Repeat every line exactly, keeping the pictures out of the copy.

>>>

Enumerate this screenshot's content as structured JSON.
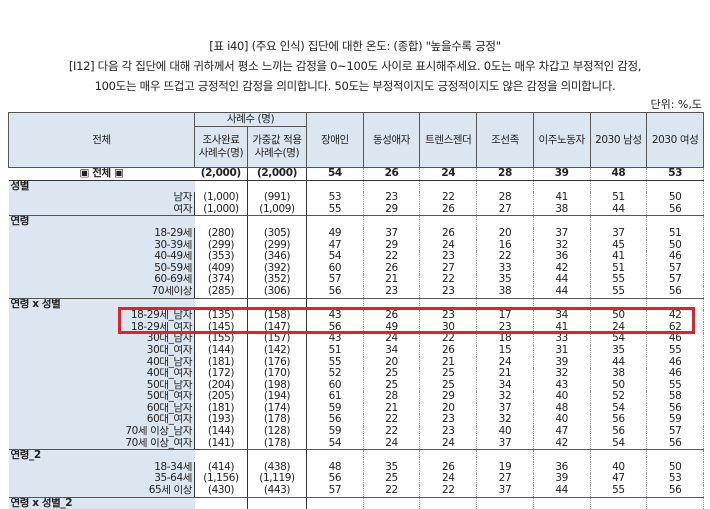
{
  "title": "[표 i40] (주요 인식) 집단에 대한 온도: (종합) \"높을수록 긍정\"",
  "question_line1": "[I12] 다음 각 집단에 대해 귀하께서 평소 느끼는 감정을 0~100도 사이로 표시해주세요. 0도는 매우 차갑고 부정적인 감정,",
  "question_line2": "100도는 매우 뜨겁고 긍정적인 감정을 의미합니다. 50도는 부정적이지도 긍정적이지도 않은 감정을 의미합니다.",
  "unit": "단위: %,도",
  "header": {
    "row_label": "전체",
    "sample_group": "사례수 (명)",
    "sample_completed": "조사완료 사례수(명)",
    "sample_weighted": "가중값 적용 사례수(명)",
    "columns": [
      "장애인",
      "동성애자",
      "트렌스젠더",
      "조선족",
      "이주노동자",
      "2030 남성",
      "2030 여성"
    ]
  },
  "total": {
    "label": "▣ 전체 ▣",
    "n1": "(2,000)",
    "n2": "(2,000)",
    "values": [
      54,
      26,
      24,
      28,
      39,
      48,
      53
    ]
  },
  "sections": [
    {
      "title": "성별",
      "rows": [
        {
          "label": "남자",
          "n1": "(1,000)",
          "n2": "(991)",
          "values": [
            53,
            23,
            22,
            28,
            41,
            51,
            50
          ]
        },
        {
          "label": "여자",
          "n1": "(1,000)",
          "n2": "(1,009)",
          "values": [
            55,
            29,
            26,
            27,
            38,
            44,
            56
          ]
        }
      ]
    },
    {
      "title": "연령",
      "rows": [
        {
          "label": "18-29세",
          "n1": "(280)",
          "n2": "(305)",
          "values": [
            49,
            37,
            26,
            20,
            37,
            37,
            51
          ]
        },
        {
          "label": "30-39세",
          "n1": "(299)",
          "n2": "(299)",
          "values": [
            47,
            29,
            24,
            16,
            32,
            45,
            50
          ]
        },
        {
          "label": "40-49세",
          "n1": "(353)",
          "n2": "(346)",
          "values": [
            54,
            22,
            23,
            22,
            36,
            41,
            46
          ]
        },
        {
          "label": "50-59세",
          "n1": "(409)",
          "n2": "(392)",
          "values": [
            60,
            26,
            27,
            33,
            42,
            51,
            57
          ]
        },
        {
          "label": "60-69세",
          "n1": "(374)",
          "n2": "(352)",
          "values": [
            57,
            21,
            22,
            35,
            44,
            55,
            57
          ]
        },
        {
          "label": "70세이상",
          "n1": "(285)",
          "n2": "(306)",
          "values": [
            56,
            23,
            23,
            38,
            44,
            55,
            56
          ]
        }
      ]
    },
    {
      "title": "연령 x 성별",
      "rows": [
        {
          "label": "18-29세_남자",
          "n1": "(135)",
          "n2": "(158)",
          "values": [
            43,
            26,
            23,
            17,
            34,
            50,
            42
          ]
        },
        {
          "label": "18-29세_여자",
          "n1": "(145)",
          "n2": "(147)",
          "values": [
            56,
            49,
            30,
            23,
            41,
            24,
            62
          ],
          "highlighted": true
        },
        {
          "label": "30대_남자",
          "n1": "(155)",
          "n2": "(157)",
          "values": [
            43,
            24,
            22,
            18,
            33,
            54,
            46
          ]
        },
        {
          "label": "30대_여자",
          "n1": "(144)",
          "n2": "(142)",
          "values": [
            51,
            34,
            26,
            15,
            31,
            35,
            55
          ]
        },
        {
          "label": "40대_남자",
          "n1": "(181)",
          "n2": "(176)",
          "values": [
            55,
            20,
            21,
            24,
            39,
            44,
            46
          ]
        },
        {
          "label": "40대_여자",
          "n1": "(172)",
          "n2": "(170)",
          "values": [
            52,
            25,
            25,
            21,
            32,
            38,
            46
          ]
        },
        {
          "label": "50대_남자",
          "n1": "(204)",
          "n2": "(198)",
          "values": [
            60,
            25,
            25,
            34,
            43,
            50,
            55
          ]
        },
        {
          "label": "50대_여자",
          "n1": "(205)",
          "n2": "(194)",
          "values": [
            61,
            28,
            29,
            32,
            40,
            52,
            58
          ]
        },
        {
          "label": "60대_남자",
          "n1": "(181)",
          "n2": "(174)",
          "values": [
            59,
            21,
            20,
            37,
            48,
            54,
            56
          ]
        },
        {
          "label": "60대_여자",
          "n1": "(193)",
          "n2": "(178)",
          "values": [
            56,
            22,
            23,
            32,
            40,
            56,
            59
          ]
        },
        {
          "label": "70세 이상_남자",
          "n1": "(144)",
          "n2": "(128)",
          "values": [
            59,
            22,
            23,
            40,
            47,
            56,
            57
          ]
        },
        {
          "label": "70세 이상_여자",
          "n1": "(141)",
          "n2": "(178)",
          "values": [
            54,
            24,
            24,
            37,
            42,
            54,
            56
          ]
        }
      ]
    },
    {
      "title": "연령_2",
      "rows": [
        {
          "label": "18-34세",
          "n1": "(414)",
          "n2": "(438)",
          "values": [
            48,
            35,
            26,
            19,
            36,
            40,
            50
          ]
        },
        {
          "label": "35-64세",
          "n1": "(1,156)",
          "n2": "(1,119)",
          "values": [
            56,
            25,
            24,
            27,
            39,
            47,
            53
          ]
        },
        {
          "label": "65세 이상",
          "n1": "(430)",
          "n2": "(443)",
          "values": [
            57,
            22,
            22,
            37,
            44,
            55,
            56
          ]
        }
      ]
    },
    {
      "title": "연령 x 성별_2",
      "rows": []
    }
  ],
  "highlight_color": "#e5202a",
  "header_bg": "#dce6f1"
}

<<<

■ SOLUTION BELOW:
Enumerate this screenshot's content as structured JSON.
{
  "title": "[표 i40] (주요 인식) 집단에 대한 온도: (종합) \"높을수록 긍정\"",
  "question_line1": "[I12] 다음 각 집단에 대해 귀하께서 평소 느끼는 감정을 0~100도 사이로 표시해주세요. 0도는 매우 차갑고 부정적인 감정,",
  "question_line2": "100도는 매우 뜨겁고 긍정적인 감정을 의미합니다. 50도는 부정적이지도 긍정적이지도 않은 감정을 의미합니다.",
  "unit": "단위: %,도",
  "header": {
    "row_label": "전체",
    "sample_group": "사례수 (명)",
    "sample_completed": "조사완료 사례수(명)",
    "sample_weighted": "가중값 적용 사례수(명)",
    "columns": [
      "장애인",
      "동성애자",
      "트렌스젠더",
      "조선족",
      "이주노동자",
      "2030 남성",
      "2030 여성"
    ]
  },
  "total": {
    "label": "▣ 전체 ▣",
    "n1": "(2,000)",
    "n2": "(2,000)",
    "values": [
      54,
      26,
      24,
      28,
      39,
      48,
      53
    ]
  },
  "sections": [
    {
      "title": "성별",
      "rows": [
        {
          "label": "남자",
          "n1": "(1,000)",
          "n2": "(991)",
          "values": [
            53,
            23,
            22,
            28,
            41,
            51,
            50
          ]
        },
        {
          "label": "여자",
          "n1": "(1,000)",
          "n2": "(1,009)",
          "values": [
            55,
            29,
            26,
            27,
            38,
            44,
            56
          ]
        }
      ]
    },
    {
      "title": "연령",
      "rows": [
        {
          "label": "18-29세",
          "n1": "(280)",
          "n2": "(305)",
          "values": [
            49,
            37,
            26,
            20,
            37,
            37,
            51
          ]
        },
        {
          "label": "30-39세",
          "n1": "(299)",
          "n2": "(299)",
          "values": [
            47,
            29,
            24,
            16,
            32,
            45,
            50
          ]
        },
        {
          "label": "40-49세",
          "n1": "(353)",
          "n2": "(346)",
          "values": [
            54,
            22,
            23,
            22,
            36,
            41,
            46
          ]
        },
        {
          "label": "50-59세",
          "n1": "(409)",
          "n2": "(392)",
          "values": [
            60,
            26,
            27,
            33,
            42,
            51,
            57
          ]
        },
        {
          "label": "60-69세",
          "n1": "(374)",
          "n2": "(352)",
          "values": [
            57,
            21,
            22,
            35,
            44,
            55,
            57
          ]
        },
        {
          "label": "70세이상",
          "n1": "(285)",
          "n2": "(306)",
          "values": [
            56,
            23,
            23,
            38,
            44,
            55,
            56
          ]
        }
      ]
    },
    {
      "title": "연령 x 성별",
      "rows": [
        {
          "label": "18-29세_남자",
          "n1": "(135)",
          "n2": "(158)",
          "values": [
            43,
            26,
            23,
            17,
            34,
            50,
            42
          ]
        },
        {
          "label": "18-29세_여자",
          "n1": "(145)",
          "n2": "(147)",
          "values": [
            56,
            49,
            30,
            23,
            41,
            24,
            62
          ],
          "highlighted": true
        },
        {
          "label": "30대_남자",
          "n1": "(155)",
          "n2": "(157)",
          "values": [
            43,
            24,
            22,
            18,
            33,
            54,
            46
          ]
        },
        {
          "label": "30대_여자",
          "n1": "(144)",
          "n2": "(142)",
          "values": [
            51,
            34,
            26,
            15,
            31,
            35,
            55
          ]
        },
        {
          "label": "40대_남자",
          "n1": "(181)",
          "n2": "(176)",
          "values": [
            55,
            20,
            21,
            24,
            39,
            44,
            46
          ]
        },
        {
          "label": "40대_여자",
          "n1": "(172)",
          "n2": "(170)",
          "values": [
            52,
            25,
            25,
            21,
            32,
            38,
            46
          ]
        },
        {
          "label": "50대_남자",
          "n1": "(204)",
          "n2": "(198)",
          "values": [
            60,
            25,
            25,
            34,
            43,
            50,
            55
          ]
        },
        {
          "label": "50대_여자",
          "n1": "(205)",
          "n2": "(194)",
          "values": [
            61,
            28,
            29,
            32,
            40,
            52,
            58
          ]
        },
        {
          "label": "60대_남자",
          "n1": "(181)",
          "n2": "(174)",
          "values": [
            59,
            21,
            20,
            37,
            48,
            54,
            56
          ]
        },
        {
          "label": "60대_여자",
          "n1": "(193)",
          "n2": "(178)",
          "values": [
            56,
            22,
            23,
            32,
            40,
            56,
            59
          ]
        },
        {
          "label": "70세 이상_남자",
          "n1": "(144)",
          "n2": "(128)",
          "values": [
            59,
            22,
            23,
            40,
            47,
            56,
            57
          ]
        },
        {
          "label": "70세 이상_여자",
          "n1": "(141)",
          "n2": "(178)",
          "values": [
            54,
            24,
            24,
            37,
            42,
            54,
            56
          ]
        }
      ]
    },
    {
      "title": "연령_2",
      "rows": [
        {
          "label": "18-34세",
          "n1": "(414)",
          "n2": "(438)",
          "values": [
            48,
            35,
            26,
            19,
            36,
            40,
            50
          ]
        },
        {
          "label": "35-64세",
          "n1": "(1,156)",
          "n2": "(1,119)",
          "values": [
            56,
            25,
            24,
            27,
            39,
            47,
            53
          ]
        },
        {
          "label": "65세 이상",
          "n1": "(430)",
          "n2": "(443)",
          "values": [
            57,
            22,
            22,
            37,
            44,
            55,
            56
          ]
        }
      ]
    },
    {
      "title": "연령 x 성별_2",
      "rows": []
    }
  ],
  "highlight_color": "#e5202a",
  "header_bg": "#dce6f1"
}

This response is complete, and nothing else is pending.